* **GIVEN REQUEST**
Copy out the data below verbatim.

(Collected data)
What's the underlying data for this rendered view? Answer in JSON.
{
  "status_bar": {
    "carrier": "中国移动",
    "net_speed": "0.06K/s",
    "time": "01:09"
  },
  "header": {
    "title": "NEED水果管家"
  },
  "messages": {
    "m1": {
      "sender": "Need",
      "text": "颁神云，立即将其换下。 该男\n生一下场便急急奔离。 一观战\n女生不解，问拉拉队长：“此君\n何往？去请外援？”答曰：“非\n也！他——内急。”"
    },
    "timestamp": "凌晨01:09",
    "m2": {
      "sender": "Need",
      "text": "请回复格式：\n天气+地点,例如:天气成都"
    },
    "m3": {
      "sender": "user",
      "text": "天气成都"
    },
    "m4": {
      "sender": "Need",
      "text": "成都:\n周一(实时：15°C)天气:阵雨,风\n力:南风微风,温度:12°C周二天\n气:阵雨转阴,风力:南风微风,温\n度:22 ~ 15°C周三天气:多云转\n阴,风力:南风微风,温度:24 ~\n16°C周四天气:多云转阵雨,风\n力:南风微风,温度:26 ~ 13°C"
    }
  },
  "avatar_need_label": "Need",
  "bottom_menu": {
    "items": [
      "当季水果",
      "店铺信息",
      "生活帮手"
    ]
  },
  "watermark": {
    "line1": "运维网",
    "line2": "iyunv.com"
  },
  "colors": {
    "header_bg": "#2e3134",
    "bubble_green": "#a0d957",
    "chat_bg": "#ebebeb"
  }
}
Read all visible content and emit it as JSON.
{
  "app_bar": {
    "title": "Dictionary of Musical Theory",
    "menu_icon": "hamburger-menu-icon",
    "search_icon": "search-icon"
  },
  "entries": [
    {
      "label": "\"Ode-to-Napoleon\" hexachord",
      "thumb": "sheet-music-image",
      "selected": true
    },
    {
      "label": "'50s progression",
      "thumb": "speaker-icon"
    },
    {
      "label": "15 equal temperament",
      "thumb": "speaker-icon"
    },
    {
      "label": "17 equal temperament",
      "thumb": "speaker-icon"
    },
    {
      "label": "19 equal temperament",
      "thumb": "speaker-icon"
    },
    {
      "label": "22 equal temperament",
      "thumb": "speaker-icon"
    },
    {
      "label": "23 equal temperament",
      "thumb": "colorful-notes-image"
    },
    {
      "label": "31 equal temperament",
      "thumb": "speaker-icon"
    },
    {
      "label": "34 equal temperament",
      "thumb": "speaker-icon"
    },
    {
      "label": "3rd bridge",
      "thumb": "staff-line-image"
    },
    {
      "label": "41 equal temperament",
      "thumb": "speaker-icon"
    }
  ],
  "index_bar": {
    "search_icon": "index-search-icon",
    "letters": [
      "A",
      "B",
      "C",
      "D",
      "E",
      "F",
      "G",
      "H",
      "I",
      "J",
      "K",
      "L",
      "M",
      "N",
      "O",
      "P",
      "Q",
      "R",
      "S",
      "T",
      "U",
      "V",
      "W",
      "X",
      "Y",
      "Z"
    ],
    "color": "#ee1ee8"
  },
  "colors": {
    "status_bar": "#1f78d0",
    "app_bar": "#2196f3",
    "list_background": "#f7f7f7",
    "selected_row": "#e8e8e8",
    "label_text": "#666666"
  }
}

* **WRITTEN RESPONSE**
What's the underlying data for this rendered view? Answer in JSON.
{
  "status_bar": {
    "carrier": "中国移动",
    "net_speed": "0.06K/s",
    "time": "01:09"
  },
  "header": {
    "title": "NEED水果管家"
  },
  "messages": {
    "m1": {
      "sender": "Need",
      "text": "颁神云，立即将其换下。 该男\n生一下场便急急奔离。 一观战\n女生不解，问拉拉队长：“此君\n何往？去请外援？”答曰：“非\n也！他——内急。”"
    },
    "timestamp": "凌晨01:09",
    "m2": {
      "sender": "Need",
      "text": "请回复格式：\n天气+地点,例如:天气成都"
    },
    "m3": {
      "sender": "user",
      "text": "天气成都"
    },
    "m4": {
      "sender": "Need",
      "text": "成都:\n周一(实时：15°C)天气:阵雨,风\n力:南风微风,温度:12°C周二天\n气:阵雨转阴,风力:南风微风,温\n度:22 ~ 15°C周三天气:多云转\n阴,风力:南风微风,温度:24 ~\n16°C周四天气:多云转阵雨,风\n力:南风微风,温度:26 ~ 13°C"
    }
  },
  "avatar_need_label": "Need",
  "bottom_menu": {
    "items": [
      "当季水果",
      "店铺信息",
      "生活帮手"
    ]
  },
  "watermark": {
    "line1": "运维网",
    "line2": "iyunv.com"
  },
  "colors": {
    "header_bg": "#2e3134",
    "bubble_green": "#a0d957",
    "chat_bg": "#ebebeb"
  }
}
Read all visible content and emit it as JSON.
{
  "app_bar": {
    "title": "Dictionary of Musical Theory",
    "menu_icon": "hamburger-menu-icon",
    "search_icon": "search-icon"
  },
  "entries": [
    {
      "label": "\"Ode-to-Napoleon\" hexachord",
      "thumb": "sheet-music-image",
      "selected": true
    },
    {
      "label": "'50s progression",
      "thumb": "speaker-icon"
    },
    {
      "label": "15 equal temperament",
      "thumb": "speaker-icon"
    },
    {
      "label": "17 equal temperament",
      "thumb": "speaker-icon"
    },
    {
      "label": "19 equal temperament",
      "thumb": "speaker-icon"
    },
    {
      "label": "22 equal temperament",
      "thumb": "speaker-icon"
    },
    {
      "label": "23 equal temperament",
      "thumb": "colorful-notes-image"
    },
    {
      "label": "31 equal temperament",
      "thumb": "speaker-icon"
    },
    {
      "label": "34 equal temperament",
      "thumb": "speaker-icon"
    },
    {
      "label": "3rd bridge",
      "thumb": "staff-line-image"
    },
    {
      "label": "41 equal temperament",
      "thumb": "speaker-icon"
    }
  ],
  "index_bar": {
    "search_icon": "index-search-icon",
    "letters": [
      "A",
      "B",
      "C",
      "D",
      "E",
      "F",
      "G",
      "H",
      "I",
      "J",
      "K",
      "L",
      "M",
      "N",
      "O",
      "P",
      "Q",
      "R",
      "S",
      "T",
      "U",
      "V",
      "W",
      "X",
      "Y",
      "Z"
    ],
    "color": "#ee1ee8"
  },
  "colors": {
    "status_bar": "#1f78d0",
    "app_bar": "#2196f3",
    "list_background": "#f7f7f7",
    "selected_row": "#e8e8e8",
    "label_text": "#666666"
  }
}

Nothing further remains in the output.